EXTRAIT DU TEXTE:
______________________________
Il faut prendre au mot un gouvernement qui entend faire adopter une loi interdisant la burqa dans l'espace public au nom de la lutte contre les discriminations sexistes.
Pour cela, commencer par s'attaquer à celles qui se pratiquent dans son propre cercle. D'abord se demander, par exemple, pourquoi les femmes sont maltraitées dès l'accès à l'École nationale d'administration (ENA). Et pourquoi elles sont spécifiquement barrées au moment où "la différence se voit", comme dirait une ancienne candidate à la présidentielle.
Certes le discours français est en apparence parfaitement libéral, ici comme ailleurs, et il se fonde sur les meilleures intentions du monde. Le dernier rapport relatif aux concours d'entrée à l'ENA est sans reproche possible : "les jurys n'ont pas été orientés, a priori, par ce qu'il est convenu d'appeler aujourd'hui la recherche de la "diversité sociale". Non pas qu'ils aient sous-estimé que celle-ci est souhaitable en elle-même. Mais il leur a semblé… qu'un candidat (ou une candidate) devait être apprécié par lui-même au regard de ses seules prestations sans qu'aucun objectif de répartition générale, quelle qu'en soit la nature, puisse être appelé à se superposer à cette évaluation personnelle".
Aussi, "aucune différence n'a été ressentie du fait de l'appartenance à l'un ou l'autre sexe et les membres du jury n'ont pas été tentés de procéder eux-mêmes à une analyse statistique quelconque des lauréats des concours, des admissibles ou de ceux qui avaient échoué à l'écrit, afin de rester fidèles à l'esprit qui les a animés tout au long des épreuves".
______________________________
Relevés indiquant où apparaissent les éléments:
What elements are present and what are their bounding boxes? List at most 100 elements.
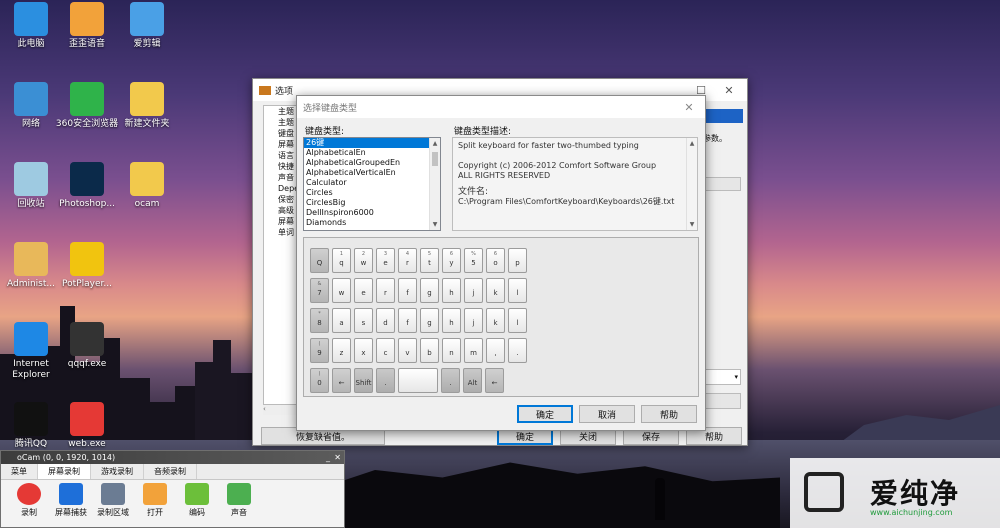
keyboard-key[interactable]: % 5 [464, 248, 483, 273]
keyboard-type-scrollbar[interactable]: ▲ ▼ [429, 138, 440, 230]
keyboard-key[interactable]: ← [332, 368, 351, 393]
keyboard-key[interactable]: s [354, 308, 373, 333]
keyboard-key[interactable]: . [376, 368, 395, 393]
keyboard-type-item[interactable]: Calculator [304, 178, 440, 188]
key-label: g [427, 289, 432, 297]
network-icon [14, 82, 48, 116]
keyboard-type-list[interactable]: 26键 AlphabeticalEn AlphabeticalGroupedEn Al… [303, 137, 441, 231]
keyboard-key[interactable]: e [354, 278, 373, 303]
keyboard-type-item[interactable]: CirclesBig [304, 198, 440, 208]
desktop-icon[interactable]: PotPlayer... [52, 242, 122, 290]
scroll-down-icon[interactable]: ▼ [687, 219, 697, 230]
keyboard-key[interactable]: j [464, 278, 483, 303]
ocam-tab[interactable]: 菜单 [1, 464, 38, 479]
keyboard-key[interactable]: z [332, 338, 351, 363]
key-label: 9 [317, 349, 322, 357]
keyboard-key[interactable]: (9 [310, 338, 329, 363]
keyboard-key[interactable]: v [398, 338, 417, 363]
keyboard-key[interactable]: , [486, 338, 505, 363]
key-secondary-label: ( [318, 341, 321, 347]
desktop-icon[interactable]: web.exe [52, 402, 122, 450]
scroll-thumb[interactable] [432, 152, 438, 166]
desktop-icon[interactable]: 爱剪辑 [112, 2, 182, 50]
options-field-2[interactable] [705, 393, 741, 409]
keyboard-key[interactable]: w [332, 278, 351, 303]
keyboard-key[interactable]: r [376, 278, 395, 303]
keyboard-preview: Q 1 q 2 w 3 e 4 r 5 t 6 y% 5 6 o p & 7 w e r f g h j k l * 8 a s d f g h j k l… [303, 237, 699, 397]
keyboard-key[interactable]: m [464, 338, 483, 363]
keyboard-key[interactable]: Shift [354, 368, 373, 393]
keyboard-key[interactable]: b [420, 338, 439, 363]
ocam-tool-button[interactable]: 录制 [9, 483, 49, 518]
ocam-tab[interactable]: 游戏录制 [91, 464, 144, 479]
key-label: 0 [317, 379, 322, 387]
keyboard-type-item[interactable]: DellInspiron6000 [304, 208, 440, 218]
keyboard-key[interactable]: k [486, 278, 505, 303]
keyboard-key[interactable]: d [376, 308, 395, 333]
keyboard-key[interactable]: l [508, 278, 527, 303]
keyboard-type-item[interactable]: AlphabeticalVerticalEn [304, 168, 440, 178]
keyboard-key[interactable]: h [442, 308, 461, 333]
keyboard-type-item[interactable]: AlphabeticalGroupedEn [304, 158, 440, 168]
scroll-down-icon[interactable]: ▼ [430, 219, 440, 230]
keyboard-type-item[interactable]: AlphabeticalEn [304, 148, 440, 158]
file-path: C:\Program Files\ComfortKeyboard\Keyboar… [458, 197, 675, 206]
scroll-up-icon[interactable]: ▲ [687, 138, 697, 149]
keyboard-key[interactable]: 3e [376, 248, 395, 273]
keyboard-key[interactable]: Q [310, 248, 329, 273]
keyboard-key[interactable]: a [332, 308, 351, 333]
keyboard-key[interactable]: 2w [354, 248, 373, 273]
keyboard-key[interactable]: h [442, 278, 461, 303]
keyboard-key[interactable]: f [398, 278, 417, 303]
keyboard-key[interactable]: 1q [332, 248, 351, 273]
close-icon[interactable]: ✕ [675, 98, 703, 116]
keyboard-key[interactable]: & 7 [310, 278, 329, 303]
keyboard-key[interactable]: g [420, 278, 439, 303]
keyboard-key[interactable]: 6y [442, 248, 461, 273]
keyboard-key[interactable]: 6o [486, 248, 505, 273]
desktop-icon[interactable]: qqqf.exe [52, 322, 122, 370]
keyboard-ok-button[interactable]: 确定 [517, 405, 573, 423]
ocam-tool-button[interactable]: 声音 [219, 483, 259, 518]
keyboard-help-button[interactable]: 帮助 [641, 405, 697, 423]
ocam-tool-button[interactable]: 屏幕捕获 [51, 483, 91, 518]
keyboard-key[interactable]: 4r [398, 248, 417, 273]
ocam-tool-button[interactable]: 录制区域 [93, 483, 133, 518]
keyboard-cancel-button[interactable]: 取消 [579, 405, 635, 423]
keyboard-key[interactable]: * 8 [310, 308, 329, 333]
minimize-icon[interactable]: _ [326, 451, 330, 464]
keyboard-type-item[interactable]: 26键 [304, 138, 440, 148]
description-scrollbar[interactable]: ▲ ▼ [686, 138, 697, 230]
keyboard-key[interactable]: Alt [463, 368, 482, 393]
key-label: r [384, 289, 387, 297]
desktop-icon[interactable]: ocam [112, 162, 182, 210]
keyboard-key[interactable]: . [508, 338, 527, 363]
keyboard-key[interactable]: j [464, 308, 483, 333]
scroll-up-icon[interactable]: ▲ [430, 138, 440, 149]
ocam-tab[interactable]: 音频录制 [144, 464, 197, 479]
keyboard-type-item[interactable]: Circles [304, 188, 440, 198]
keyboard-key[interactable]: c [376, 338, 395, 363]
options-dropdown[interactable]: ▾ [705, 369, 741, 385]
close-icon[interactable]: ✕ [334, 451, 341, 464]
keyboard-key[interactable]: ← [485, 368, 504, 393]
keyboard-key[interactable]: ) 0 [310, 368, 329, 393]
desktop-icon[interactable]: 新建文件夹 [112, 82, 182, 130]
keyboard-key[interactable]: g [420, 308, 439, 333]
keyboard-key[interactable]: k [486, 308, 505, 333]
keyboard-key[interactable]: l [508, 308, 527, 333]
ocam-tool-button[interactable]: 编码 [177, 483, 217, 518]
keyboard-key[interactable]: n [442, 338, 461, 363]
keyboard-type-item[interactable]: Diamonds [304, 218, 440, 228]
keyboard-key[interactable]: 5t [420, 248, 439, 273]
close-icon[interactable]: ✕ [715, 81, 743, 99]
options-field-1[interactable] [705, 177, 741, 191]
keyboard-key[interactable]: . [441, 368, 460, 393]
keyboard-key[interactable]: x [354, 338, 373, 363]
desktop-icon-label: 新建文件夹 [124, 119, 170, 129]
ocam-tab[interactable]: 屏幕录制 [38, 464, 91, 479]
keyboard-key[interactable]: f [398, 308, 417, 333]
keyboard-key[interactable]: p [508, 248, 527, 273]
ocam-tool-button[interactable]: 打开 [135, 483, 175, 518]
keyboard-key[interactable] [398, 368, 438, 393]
______________________________
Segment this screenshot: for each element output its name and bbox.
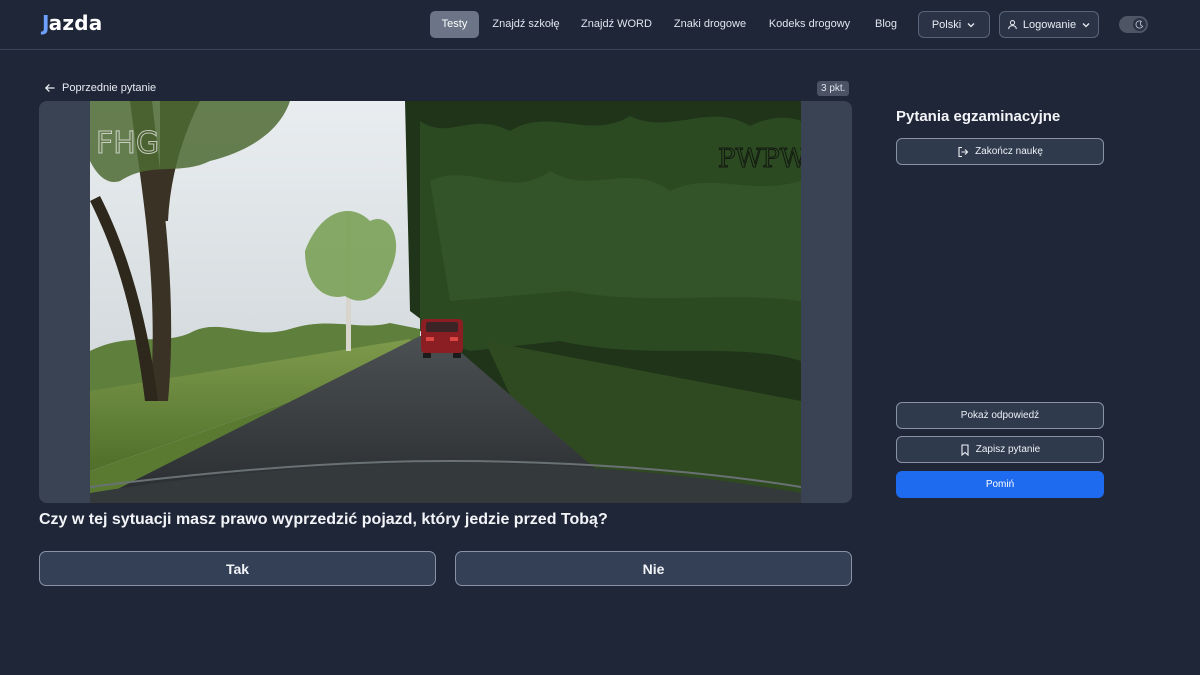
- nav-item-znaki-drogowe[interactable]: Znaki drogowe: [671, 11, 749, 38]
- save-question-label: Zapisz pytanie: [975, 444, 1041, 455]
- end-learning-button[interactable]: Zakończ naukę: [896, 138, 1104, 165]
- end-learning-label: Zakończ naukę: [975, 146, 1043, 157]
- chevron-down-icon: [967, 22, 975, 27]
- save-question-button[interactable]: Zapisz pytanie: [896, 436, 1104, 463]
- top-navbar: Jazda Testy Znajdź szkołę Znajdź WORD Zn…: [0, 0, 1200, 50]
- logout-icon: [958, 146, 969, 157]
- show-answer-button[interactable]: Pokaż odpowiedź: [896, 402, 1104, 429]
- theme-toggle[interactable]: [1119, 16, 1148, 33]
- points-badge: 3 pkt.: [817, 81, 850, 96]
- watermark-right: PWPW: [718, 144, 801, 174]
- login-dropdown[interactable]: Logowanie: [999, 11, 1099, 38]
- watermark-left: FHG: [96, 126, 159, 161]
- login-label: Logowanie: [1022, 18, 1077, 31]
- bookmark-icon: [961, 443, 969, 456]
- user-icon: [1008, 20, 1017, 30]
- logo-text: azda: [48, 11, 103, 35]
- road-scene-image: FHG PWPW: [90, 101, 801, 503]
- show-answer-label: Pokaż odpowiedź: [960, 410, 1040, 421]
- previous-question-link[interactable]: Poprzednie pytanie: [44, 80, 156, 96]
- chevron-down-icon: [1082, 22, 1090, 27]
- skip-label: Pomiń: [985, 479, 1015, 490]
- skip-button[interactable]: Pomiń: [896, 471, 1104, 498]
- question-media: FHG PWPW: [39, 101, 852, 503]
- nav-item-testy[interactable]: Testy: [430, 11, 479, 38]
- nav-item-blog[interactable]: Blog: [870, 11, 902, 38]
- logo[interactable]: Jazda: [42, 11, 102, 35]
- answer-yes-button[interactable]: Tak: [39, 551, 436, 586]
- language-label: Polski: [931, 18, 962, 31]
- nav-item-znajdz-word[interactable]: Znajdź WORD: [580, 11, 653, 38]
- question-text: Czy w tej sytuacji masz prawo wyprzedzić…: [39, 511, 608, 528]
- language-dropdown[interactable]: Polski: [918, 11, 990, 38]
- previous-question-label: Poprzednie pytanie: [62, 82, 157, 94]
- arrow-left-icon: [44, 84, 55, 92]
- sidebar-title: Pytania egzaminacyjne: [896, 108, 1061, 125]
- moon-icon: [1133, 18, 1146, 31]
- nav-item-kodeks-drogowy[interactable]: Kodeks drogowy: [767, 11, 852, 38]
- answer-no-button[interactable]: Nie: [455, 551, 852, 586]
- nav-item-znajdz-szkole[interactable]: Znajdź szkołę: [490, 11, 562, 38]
______________________________
OBJECTIFS:
• A. Dans le texte sur les concours de l'ENA, à quoi les membres du jury n'ont-ils pas été tentés de procéder ?
• B. Mettez en liste numérotée les lignes des relevés, de celle qui contient "keyboard-key[interactable]: % 5" jusqu'à celle qui contient "keyboard-key[interactable]: , [486, 338, 505, 363]", sans les lignes vides.
Le texte et les relevés proviennent de sources différentes.

CORRIGÉS:
• A. À une analyse statistique quelconque des lauréats des concours, des admissibles ou de ceux qui avaient échoué à l'écrit.

• B.
1. keyboard-key[interactable]: % 5 [464, 248, 483, 273]
2. keyboard-type-scrollbar[interactable]: ▲ ▼ [429, 138, 440, 230]
3. keyboard-key[interactable]: ← [332, 368, 351, 393]
4. keyboard-key[interactable]: s [354, 308, 373, 333]
5. keyboard-key[interactable]: . [376, 368, 395, 393]
6. keyboard-type-item[interactable]: Calculator [304, 178, 440, 188]
7. key-label: g [427, 289, 432, 297]
8. network-icon [14, 82, 48, 116]
9. keyboard-type-list[interactable]: 26键 AlphabeticalEn AlphabeticalGroupedEn Al… [303, 137, 441, 231]
10. keyboard-key[interactable]: e [354, 278, 373, 303]
11. keyboard-type-item[interactable]: CirclesBig [304, 198, 440, 208]
12. desktop-icon[interactable]: PotPlayer... [52, 242, 122, 290]
13. scroll-down-icon[interactable]: ▼ [687, 219, 697, 230]
14. keyboard-key[interactable]: j [464, 278, 483, 303]
15. ocam-tab[interactable]: 菜单 [1, 464, 38, 479]
16. keyboard-key[interactable]: z [332, 338, 351, 363]
17. key-label: 9 [317, 349, 322, 357]
18. keyboard-key[interactable]: (9 [310, 338, 329, 363]
19. keyboard-key[interactable]: v [398, 338, 417, 363]
20. keyboard-key[interactable]: , [486, 338, 505, 363]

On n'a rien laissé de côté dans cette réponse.